### Do this
Reproduce all of the data exactly, with no line skipped.

[Dataset entries]

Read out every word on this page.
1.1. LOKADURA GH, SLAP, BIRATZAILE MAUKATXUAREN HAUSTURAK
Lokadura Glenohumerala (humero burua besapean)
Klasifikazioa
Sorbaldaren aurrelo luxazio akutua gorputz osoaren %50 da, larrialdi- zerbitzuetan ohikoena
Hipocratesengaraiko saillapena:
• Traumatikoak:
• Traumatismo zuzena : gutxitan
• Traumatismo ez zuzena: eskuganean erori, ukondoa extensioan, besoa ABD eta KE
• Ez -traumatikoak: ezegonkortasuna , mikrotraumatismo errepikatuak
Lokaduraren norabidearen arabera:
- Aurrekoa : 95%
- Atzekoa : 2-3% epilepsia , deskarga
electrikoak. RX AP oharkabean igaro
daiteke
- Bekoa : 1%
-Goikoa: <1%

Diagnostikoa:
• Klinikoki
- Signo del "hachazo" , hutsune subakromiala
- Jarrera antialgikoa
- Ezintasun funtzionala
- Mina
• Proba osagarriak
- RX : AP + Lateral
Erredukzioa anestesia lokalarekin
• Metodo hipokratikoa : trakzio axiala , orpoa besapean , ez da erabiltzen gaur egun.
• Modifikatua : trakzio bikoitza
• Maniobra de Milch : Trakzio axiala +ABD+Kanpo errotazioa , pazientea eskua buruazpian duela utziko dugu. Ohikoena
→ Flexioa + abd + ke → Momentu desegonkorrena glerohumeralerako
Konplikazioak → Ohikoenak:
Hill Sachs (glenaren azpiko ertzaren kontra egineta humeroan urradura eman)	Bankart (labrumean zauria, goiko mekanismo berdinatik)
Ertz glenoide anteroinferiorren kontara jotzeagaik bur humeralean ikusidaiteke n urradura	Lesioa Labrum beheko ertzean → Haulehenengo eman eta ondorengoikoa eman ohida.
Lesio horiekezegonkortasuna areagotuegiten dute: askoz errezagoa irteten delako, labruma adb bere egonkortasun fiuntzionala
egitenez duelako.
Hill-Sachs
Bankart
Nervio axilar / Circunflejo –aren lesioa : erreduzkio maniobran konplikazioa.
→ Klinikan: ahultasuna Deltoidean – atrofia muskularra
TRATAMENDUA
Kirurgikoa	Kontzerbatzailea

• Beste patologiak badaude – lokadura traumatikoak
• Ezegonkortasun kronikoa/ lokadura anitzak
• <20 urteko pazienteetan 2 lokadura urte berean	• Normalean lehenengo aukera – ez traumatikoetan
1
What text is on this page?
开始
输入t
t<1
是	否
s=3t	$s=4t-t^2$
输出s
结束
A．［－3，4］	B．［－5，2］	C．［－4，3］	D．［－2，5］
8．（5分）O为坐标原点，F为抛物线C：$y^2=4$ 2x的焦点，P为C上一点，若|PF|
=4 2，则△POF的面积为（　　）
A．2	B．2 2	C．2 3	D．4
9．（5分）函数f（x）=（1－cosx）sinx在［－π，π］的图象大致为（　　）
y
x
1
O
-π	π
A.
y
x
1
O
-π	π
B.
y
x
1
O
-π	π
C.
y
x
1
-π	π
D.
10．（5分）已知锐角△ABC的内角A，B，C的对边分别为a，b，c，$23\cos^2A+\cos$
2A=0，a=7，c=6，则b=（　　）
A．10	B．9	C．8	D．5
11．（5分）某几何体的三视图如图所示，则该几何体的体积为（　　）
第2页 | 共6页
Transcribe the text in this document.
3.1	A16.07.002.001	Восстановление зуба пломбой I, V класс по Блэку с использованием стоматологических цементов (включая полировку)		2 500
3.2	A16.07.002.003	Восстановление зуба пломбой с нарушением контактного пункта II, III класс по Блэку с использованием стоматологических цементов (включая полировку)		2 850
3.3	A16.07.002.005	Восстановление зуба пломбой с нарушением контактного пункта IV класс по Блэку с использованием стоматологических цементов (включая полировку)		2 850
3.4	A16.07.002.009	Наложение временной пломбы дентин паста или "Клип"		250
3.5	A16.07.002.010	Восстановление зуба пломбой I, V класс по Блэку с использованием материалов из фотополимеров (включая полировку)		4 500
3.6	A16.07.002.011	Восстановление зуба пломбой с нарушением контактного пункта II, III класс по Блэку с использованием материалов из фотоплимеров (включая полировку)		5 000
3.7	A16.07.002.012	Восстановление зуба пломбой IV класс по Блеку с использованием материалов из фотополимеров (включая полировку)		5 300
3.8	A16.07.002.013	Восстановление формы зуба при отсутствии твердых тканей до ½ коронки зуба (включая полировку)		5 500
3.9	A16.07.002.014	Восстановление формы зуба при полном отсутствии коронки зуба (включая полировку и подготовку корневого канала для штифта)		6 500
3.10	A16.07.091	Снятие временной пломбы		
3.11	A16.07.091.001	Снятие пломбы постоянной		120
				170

### Task result
Read out every word on this page.
1.1. LOKADURA GH, SLAP, BIRATZAILE MAUKATXUAREN HAUSTURAK
Lokadura Glenohumerala (humero burua besapean)
Klasifikazioa
Sorbaldaren aurrelo luxazio akutua gorputz osoaren %50 da, larrialdi- zerbitzuetan ohikoena
Hipocratesengaraiko saillapena:
• Traumatikoak:
• Traumatismo zuzena : gutxitan
• Traumatismo ez zuzena: eskuganean erori, ukondoa extensioan, besoa ABD eta KE
• Ez -traumatikoak: ezegonkortasuna , mikrotraumatismo errepikatuak
Lokaduraren norabidearen arabera:
- Aurrekoa : 95%
- Atzekoa : 2-3% epilepsia , deskarga
electrikoak. RX AP oharkabean igaro
daiteke
- Bekoa : 1%
-Goikoa: <1%

Diagnostikoa:
• Klinikoki
- Signo del "hachazo" , hutsune subakromiala
- Jarrera antialgikoa
- Ezintasun funtzionala
- Mina
• Proba osagarriak
- RX : AP + Lateral
Erredukzioa anestesia lokalarekin
• Metodo hipokratikoa : trakzio axiala , orpoa besapean , ez da erabiltzen gaur egun.
• Modifikatua : trakzio bikoitza
• Maniobra de Milch : Trakzio axiala +ABD+Kanpo errotazioa , pazientea eskua buruazpian duela utziko dugu. Ohikoena
→ Flexioa + abd + ke → Momentu desegonkorrena glerohumeralerako
Konplikazioak → Ohikoenak:
Hill Sachs (glenaren azpiko ertzaren kontra egineta humeroan urradura eman)	Bankart (labrumean zauria, goiko mekanismo berdinatik)
Ertz glenoide anteroinferiorren kontara jotzeagaik bur humeralean ikusidaiteke n urradura	Lesioa Labrum beheko ertzean → Haulehenengo eman eta ondorengoikoa eman ohida.
Lesio horiekezegonkortasuna areagotuegiten dute: askoz errezagoa irteten delako, labruma adb bere egonkortasun fiuntzionala
egitenez duelako.
Hill-Sachs
Bankart
Nervio axilar / Circunflejo –aren lesioa : erreduzkio maniobran konplikazioa.
→ Klinikan: ahultasuna Deltoidean – atrofia muskularra
TRATAMENDUA
Kirurgikoa	Kontzerbatzailea

• Beste patologiak badaude – lokadura traumatikoak
• Ezegonkortasun kronikoa/ lokadura anitzak
• <20 urteko pazienteetan 2 lokadura urte berean	• Normalean lehenengo aukera – ez traumatikoetan
1
What text is on this page?
开始
输入t
t<1
是	否
s=3t	$s=4t-t^2$
输出s
结束
A．［－3，4］	B．［－5，2］	C．［－4，3］	D．［－2，5］
8．（5分）O为坐标原点，F为抛物线C：$y^2=4$ 2x的焦点，P为C上一点，若|PF|
=4 2，则△POF的面积为（　　）
A．2	B．2 2	C．2 3	D．4
9．（5分）函数f（x）=（1－cosx）sinx在［－π，π］的图象大致为（　　）
y
x
1
O
-π	π
A.
y
x
1
O
-π	π
B.
y
x
1
O
-π	π
C.
y
x
1
-π	π
D.
10．（5分）已知锐角△ABC的内角A，B，C的对边分别为a，b，c，$23\cos^2A+\cos$
2A=0，a=7，c=6，则b=（　　）
A．10	B．9	C．8	D．5
11．（5分）某几何体的三视图如图所示，则该几何体的体积为（　　）
第2页 | 共6页
Transcribe the text in this document.
3.1	A16.07.002.001	Восстановление зуба пломбой I, V класс по Блэку с использованием стоматологических цементов (включая полировку)		2 500
3.2	A16.07.002.003	Восстановление зуба пломбой с нарушением контактного пункта II, III класс по Блэку с использованием стоматологических цементов (включая полировку)		2 850
3.3	A16.07.002.005	Восстановление зуба пломбой с нарушением контактного пункта IV класс по Блэку с использованием стоматологических цементов (включая полировку)		2 850
3.4	A16.07.002.009	Наложение временной пломбы дентин паста или "Клип"		250
3.5	A16.07.002.010	Восстановление зуба пломбой I, V класс по Блэку с использованием материалов из фотополимеров (включая полировку)		4 500
3.6	A16.07.002.011	Восстановление зуба пломбой с нарушением контактного пункта II, III класс по Блэку с использованием материалов из фотоплимеров (включая полировку)		5 000
3.7	A16.07.002.012	Восстановление зуба пломбой IV класс по Блеку с использованием материалов из фотополимеров (включая полировку)		5 300
3.8	A16.07.002.013	Восстановление формы зуба при отсутствии твердых тканей до ½ коронки зуба (включая полировку)		5 500
3.9	A16.07.002.014	Восстановление формы зуба при полном отсутствии коронки зуба (включая полировку и подготовку корневого канала для штифта)		6 500
3.10	A16.07.091	Снятие временной пломбы		
3.11	A16.07.091.001	Снятие пломбы постоянной		120
				170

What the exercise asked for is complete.